__Work instruction__.
Summarize the crossword notes in two sentences.

__Selected text__.

Independent 7204/Virgilius

U.K. Prime Ministers: I think there are ten of them (Major, Eden, Canning, Aberdeen, Wilson, Derby, Melbourne, Brown, Heath, Grey), which explains 17dn. We’ve become used to Virgilius cleverly fitting them in and avoiding strange words, although I’d never heard of 20ac and only got it from the anagram.

Across
1 A TRIA{l}
4 DEMERARA — (made rare)*
9 TRI(HE’D)AL — three-faced
10 MAJOR — 2 defs
11 RIG IDLY
12 OBE(SIT)Y
13 OP PR{of}ESSORS
16 EDEN — CD referring to the Garden of Eden
19 N OR M — the two central characters of the alphabet are M and N
20 EUGENE ARAM — (agree a menu)* — well there you are
22 CAN(N)ING
23 BO(L)SH I.E.
25 BRASS — 2 defs
26 LOOK SMART — again 2 defs
27 LEANED ON — yet again 2 defs
28 ETHAN — I think it’s {m}ethan{e}, but ‘named’ seems a bit odd — perhaps it’s just to make the surface a bit better
 
Down
1 AFTERNOON — (a front one)* — nice misdirection with PM, when the puzzle is about PMs
2 RUIN {ma}G
3 ABERDEEN — (bare)* (need)rev.
4 DERBY — 2 defs
5 MELBOURNE — (one rumble)*
6 RUMMER — 2 defs
7 RE JOIN(D{oorway})ER
8 GREY — “Gray”

__Dataset extract__.
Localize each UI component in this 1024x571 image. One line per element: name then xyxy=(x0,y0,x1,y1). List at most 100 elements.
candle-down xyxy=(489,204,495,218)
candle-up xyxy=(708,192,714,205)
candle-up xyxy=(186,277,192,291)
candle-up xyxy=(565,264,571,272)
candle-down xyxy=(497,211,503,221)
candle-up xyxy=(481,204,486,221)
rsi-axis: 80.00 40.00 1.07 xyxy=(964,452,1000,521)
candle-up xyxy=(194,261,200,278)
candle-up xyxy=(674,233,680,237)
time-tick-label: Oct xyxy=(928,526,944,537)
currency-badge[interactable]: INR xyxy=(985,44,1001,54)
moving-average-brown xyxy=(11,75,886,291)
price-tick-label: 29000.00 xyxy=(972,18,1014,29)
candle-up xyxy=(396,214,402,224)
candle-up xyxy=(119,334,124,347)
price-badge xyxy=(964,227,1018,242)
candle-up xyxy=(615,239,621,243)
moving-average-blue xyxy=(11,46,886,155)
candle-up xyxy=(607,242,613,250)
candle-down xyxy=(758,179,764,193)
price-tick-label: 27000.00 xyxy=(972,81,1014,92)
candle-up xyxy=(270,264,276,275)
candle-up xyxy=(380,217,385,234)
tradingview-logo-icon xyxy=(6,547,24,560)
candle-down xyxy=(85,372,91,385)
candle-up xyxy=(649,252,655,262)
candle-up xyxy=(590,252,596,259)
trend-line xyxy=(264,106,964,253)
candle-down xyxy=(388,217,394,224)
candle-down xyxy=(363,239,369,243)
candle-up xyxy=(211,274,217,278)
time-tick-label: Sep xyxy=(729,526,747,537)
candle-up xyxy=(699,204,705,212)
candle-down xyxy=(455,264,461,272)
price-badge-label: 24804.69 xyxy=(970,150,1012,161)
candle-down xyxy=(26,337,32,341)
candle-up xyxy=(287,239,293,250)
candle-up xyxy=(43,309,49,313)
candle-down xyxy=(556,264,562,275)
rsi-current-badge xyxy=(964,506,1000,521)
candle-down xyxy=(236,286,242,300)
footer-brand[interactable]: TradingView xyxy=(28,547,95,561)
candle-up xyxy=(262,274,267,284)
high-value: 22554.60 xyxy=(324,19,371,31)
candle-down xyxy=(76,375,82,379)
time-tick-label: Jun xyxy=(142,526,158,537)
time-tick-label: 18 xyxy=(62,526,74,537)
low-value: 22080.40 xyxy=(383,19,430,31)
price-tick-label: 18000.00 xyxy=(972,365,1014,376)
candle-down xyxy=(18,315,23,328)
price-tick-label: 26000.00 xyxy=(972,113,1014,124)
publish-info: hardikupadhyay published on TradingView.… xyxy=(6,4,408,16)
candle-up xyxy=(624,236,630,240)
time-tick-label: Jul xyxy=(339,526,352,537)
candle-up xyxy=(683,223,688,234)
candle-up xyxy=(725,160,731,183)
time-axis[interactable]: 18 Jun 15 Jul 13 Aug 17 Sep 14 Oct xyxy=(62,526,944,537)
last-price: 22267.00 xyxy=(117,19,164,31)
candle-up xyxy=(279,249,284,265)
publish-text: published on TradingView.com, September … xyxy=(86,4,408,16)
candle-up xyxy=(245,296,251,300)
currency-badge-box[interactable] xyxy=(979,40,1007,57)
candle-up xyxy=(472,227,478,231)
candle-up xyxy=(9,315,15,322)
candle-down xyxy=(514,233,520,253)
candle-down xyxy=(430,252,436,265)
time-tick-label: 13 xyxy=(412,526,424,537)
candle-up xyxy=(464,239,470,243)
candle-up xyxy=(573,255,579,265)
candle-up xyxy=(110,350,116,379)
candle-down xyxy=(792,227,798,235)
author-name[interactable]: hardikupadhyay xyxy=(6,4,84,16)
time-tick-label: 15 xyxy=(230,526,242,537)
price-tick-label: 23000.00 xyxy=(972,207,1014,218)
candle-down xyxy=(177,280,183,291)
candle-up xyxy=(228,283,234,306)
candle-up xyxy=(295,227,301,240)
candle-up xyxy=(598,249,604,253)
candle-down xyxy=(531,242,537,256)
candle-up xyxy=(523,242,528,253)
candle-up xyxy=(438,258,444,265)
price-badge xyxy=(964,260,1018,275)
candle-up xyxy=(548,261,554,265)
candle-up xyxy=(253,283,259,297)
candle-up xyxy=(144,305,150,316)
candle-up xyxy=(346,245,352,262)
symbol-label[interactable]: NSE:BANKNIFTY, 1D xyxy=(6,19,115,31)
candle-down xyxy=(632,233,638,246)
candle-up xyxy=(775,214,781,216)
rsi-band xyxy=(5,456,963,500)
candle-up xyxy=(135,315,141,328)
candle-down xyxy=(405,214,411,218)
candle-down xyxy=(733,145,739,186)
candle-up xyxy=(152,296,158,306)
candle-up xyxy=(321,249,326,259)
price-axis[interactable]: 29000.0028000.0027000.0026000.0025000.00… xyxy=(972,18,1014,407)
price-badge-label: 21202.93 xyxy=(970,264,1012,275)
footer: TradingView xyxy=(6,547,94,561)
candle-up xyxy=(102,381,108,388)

__Exercise answer__.
The notes on Independent crossword 7204 by Virgilius say the puzzle fits in what the writer thinks are ten U.K. Prime Ministers: Major, Eden, Canning, Aberdeen, Wilson, Derby, Melbourne, Brown, Heath and Grey. The writer had never heard of EUGENE ARAM at 20 across and got it only from the anagram, and finds "named" a bit odd in the clue for ETHAN at 28 across.